▼
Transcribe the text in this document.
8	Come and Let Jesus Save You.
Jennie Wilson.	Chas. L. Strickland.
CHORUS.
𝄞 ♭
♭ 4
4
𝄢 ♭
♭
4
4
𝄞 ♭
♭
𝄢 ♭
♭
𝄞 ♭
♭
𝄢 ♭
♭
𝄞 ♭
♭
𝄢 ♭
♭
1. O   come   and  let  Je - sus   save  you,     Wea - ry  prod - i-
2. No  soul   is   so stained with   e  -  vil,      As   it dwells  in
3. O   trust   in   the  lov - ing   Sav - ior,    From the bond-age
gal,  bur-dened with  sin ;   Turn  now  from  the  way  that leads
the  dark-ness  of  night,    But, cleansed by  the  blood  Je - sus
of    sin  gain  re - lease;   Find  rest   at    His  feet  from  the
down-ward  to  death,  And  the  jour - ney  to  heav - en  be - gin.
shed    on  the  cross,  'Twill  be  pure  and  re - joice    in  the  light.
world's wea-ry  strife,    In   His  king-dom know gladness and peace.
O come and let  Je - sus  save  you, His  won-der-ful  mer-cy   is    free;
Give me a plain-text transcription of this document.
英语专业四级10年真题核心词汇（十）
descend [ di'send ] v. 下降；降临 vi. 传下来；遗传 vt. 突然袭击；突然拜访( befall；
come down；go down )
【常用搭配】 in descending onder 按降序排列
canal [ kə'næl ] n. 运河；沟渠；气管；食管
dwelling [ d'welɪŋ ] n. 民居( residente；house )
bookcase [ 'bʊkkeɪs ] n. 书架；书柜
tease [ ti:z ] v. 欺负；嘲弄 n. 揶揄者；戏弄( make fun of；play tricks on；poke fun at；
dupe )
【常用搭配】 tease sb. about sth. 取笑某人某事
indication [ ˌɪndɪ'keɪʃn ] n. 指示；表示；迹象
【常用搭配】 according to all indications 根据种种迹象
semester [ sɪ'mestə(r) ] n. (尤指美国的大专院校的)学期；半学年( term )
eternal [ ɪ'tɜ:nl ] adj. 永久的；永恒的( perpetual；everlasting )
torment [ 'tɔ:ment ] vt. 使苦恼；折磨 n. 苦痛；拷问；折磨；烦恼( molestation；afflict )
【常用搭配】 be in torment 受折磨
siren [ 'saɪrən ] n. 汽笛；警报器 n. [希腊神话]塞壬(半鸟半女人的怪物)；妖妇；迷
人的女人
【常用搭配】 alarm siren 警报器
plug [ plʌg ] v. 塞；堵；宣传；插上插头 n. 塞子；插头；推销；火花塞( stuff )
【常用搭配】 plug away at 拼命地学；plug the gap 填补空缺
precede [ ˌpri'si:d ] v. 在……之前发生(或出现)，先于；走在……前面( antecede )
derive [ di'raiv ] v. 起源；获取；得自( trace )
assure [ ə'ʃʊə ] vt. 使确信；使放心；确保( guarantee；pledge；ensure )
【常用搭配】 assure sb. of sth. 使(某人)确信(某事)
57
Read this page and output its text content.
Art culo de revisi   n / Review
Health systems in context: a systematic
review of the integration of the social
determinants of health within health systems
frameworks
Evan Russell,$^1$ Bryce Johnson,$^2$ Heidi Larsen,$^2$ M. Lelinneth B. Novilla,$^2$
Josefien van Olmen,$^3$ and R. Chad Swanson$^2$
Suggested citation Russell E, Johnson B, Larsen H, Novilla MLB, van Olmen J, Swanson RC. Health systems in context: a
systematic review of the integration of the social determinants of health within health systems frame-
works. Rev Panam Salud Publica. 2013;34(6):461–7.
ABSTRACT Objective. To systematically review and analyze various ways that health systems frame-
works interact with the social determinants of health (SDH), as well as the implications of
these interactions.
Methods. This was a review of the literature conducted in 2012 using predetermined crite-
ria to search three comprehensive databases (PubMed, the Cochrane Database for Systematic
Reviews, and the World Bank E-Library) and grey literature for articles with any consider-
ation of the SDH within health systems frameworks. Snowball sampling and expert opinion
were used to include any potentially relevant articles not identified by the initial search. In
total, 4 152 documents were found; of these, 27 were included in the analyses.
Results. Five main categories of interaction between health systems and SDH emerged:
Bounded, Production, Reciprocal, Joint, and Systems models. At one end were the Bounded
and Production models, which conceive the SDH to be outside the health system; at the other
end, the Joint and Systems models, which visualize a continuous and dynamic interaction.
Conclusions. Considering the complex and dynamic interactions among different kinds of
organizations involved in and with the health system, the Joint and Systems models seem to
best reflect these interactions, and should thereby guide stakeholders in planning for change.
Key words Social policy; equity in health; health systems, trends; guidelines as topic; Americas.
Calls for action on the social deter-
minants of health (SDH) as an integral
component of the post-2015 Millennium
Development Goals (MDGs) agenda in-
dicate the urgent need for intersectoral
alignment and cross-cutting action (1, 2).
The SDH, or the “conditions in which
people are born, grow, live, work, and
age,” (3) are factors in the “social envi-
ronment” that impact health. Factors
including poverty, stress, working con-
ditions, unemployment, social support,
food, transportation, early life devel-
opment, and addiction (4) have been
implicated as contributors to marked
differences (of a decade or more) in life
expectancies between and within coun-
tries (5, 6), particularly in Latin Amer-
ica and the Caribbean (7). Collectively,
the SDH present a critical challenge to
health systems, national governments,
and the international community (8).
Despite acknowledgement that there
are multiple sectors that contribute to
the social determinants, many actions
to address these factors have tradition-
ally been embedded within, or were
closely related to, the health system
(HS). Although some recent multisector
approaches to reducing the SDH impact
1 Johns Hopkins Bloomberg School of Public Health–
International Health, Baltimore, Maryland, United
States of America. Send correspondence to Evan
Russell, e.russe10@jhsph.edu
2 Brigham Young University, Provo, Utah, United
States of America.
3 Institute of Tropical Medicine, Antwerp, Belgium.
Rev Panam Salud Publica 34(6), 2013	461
▲
What is asked> Write out all the entries exactly.

Answer below>
Transcribe the text in this document.
8	Come and Let Jesus Save You.
Jennie Wilson.	Chas. L. Strickland.
CHORUS.
𝄞 ♭
♭ 4
4
𝄢 ♭
♭
4
4
𝄞 ♭
♭
𝄢 ♭
♭
𝄞 ♭
♭
𝄢 ♭
♭
𝄞 ♭
♭
𝄢 ♭
♭
1. O   come   and  let  Je - sus   save  you,     Wea - ry  prod - i-
2. No  soul   is   so stained with   e  -  vil,      As   it dwells  in
3. O   trust   in   the  lov - ing   Sav - ior,    From the bond-age
gal,  bur-dened with  sin ;   Turn  now  from  the  way  that leads
the  dark-ness  of  night,    But, cleansed by  the  blood  Je - sus
of    sin  gain  re - lease;   Find  rest   at    His  feet  from  the
down-ward  to  death,  And  the  jour - ney  to  heav - en  be - gin.
shed    on  the  cross,  'Twill  be  pure  and  re - joice    in  the  light.
world's wea-ry  strife,    In   His  king-dom know gladness and peace.
O come and let  Je - sus  save  you, His  won-der-ful  mer-cy   is    free;
Give me a plain-text transcription of this document.
英语专业四级10年真题核心词汇（十）
descend [ di'send ] v. 下降；降临 vi. 传下来；遗传 vt. 突然袭击；突然拜访( befall；
come down；go down )
【常用搭配】 in descending onder 按降序排列
canal [ kə'næl ] n. 运河；沟渠；气管；食管
dwelling [ d'welɪŋ ] n. 民居( residente；house )
bookcase [ 'bʊkkeɪs ] n. 书架；书柜
tease [ ti:z ] v. 欺负；嘲弄 n. 揶揄者；戏弄( make fun of；play tricks on；poke fun at；
dupe )
【常用搭配】 tease sb. about sth. 取笑某人某事
indication [ ˌɪndɪ'keɪʃn ] n. 指示；表示；迹象
【常用搭配】 according to all indications 根据种种迹象
semester [ sɪ'mestə(r) ] n. (尤指美国的大专院校的)学期；半学年( term )
eternal [ ɪ'tɜ:nl ] adj. 永久的；永恒的( perpetual；everlasting )
torment [ 'tɔ:ment ] vt. 使苦恼；折磨 n. 苦痛；拷问；折磨；烦恼( molestation；afflict )
【常用搭配】 be in torment 受折磨
siren [ 'saɪrən ] n. 汽笛；警报器 n. [希腊神话]塞壬(半鸟半女人的怪物)；妖妇；迷
人的女人
【常用搭配】 alarm siren 警报器
plug [ plʌg ] v. 塞；堵；宣传；插上插头 n. 塞子；插头；推销；火花塞( stuff )
【常用搭配】 plug away at 拼命地学；plug the gap 填补空缺
precede [ ˌpri'si:d ] v. 在……之前发生(或出现)，先于；走在……前面( antecede )
derive [ di'raiv ] v. 起源；获取；得自( trace )
assure [ ə'ʃʊə ] vt. 使确信；使放心；确保( guarantee；pledge；ensure )
【常用搭配】 assure sb. of sth. 使(某人)确信(某事)
57
Read this page and output its text content.
Art culo de revisi   n / Review
Health systems in context: a systematic
review of the integration of the social
determinants of health within health systems
frameworks
Evan Russell,$^1$ Bryce Johnson,$^2$ Heidi Larsen,$^2$ M. Lelinneth B. Novilla,$^2$
Josefien van Olmen,$^3$ and R. Chad Swanson$^2$
Suggested citation Russell E, Johnson B, Larsen H, Novilla MLB, van Olmen J, Swanson RC. Health systems in context: a
systematic review of the integration of the social determinants of health within health systems frame-
works. Rev Panam Salud Publica. 2013;34(6):461–7.
ABSTRACT Objective. To systematically review and analyze various ways that health systems frame-
works interact with the social determinants of health (SDH), as well as the implications of
these interactions.
Methods. This was a review of the literature conducted in 2012 using predetermined crite-
ria to search three comprehensive databases (PubMed, the Cochrane Database for Systematic
Reviews, and the World Bank E-Library) and grey literature for articles with any consider-
ation of the SDH within health systems frameworks. Snowball sampling and expert opinion
were used to include any potentially relevant articles not identified by the initial search. In
total, 4 152 documents were found; of these, 27 were included in the analyses.
Results. Five main categories of interaction between health systems and SDH emerged:
Bounded, Production, Reciprocal, Joint, and Systems models. At one end were the Bounded
and Production models, which conceive the SDH to be outside the health system; at the other
end, the Joint and Systems models, which visualize a continuous and dynamic interaction.
Conclusions. Considering the complex and dynamic interactions among different kinds of
organizations involved in and with the health system, the Joint and Systems models seem to
best reflect these interactions, and should thereby guide stakeholders in planning for change.
Key words Social policy; equity in health; health systems, trends; guidelines as topic; Americas.
Calls for action on the social deter-
minants of health (SDH) as an integral
component of the post-2015 Millennium
Development Goals (MDGs) agenda in-
dicate the urgent need for intersectoral
alignment and cross-cutting action (1, 2).
The SDH, or the “conditions in which
people are born, grow, live, work, and
age,” (3) are factors in the “social envi-
ronment” that impact health. Factors
including poverty, stress, working con-
ditions, unemployment, social support,
food, transportation, early life devel-
opment, and addiction (4) have been
implicated as contributors to marked
differences (of a decade or more) in life
expectancies between and within coun-
tries (5, 6), particularly in Latin Amer-
ica and the Caribbean (7). Collectively,
the SDH present a critical challenge to
health systems, national governments,
and the international community (8).
Despite acknowledgement that there
are multiple sectors that contribute to
the social determinants, many actions
to address these factors have tradition-
ally been embedded within, or were
closely related to, the health system
(HS). Although some recent multisector
approaches to reducing the SDH impact
1 Johns Hopkins Bloomberg School of Public Health–
International Health, Baltimore, Maryland, United
States of America. Send correspondence to Evan
Russell, e.russe10@jhsph.edu
2 Brigham Young University, Provo, Utah, United
States of America.
3 Institute of Tropical Medicine, Antwerp, Belgium.
Rev Panam Salud Publica 34(6), 2013	461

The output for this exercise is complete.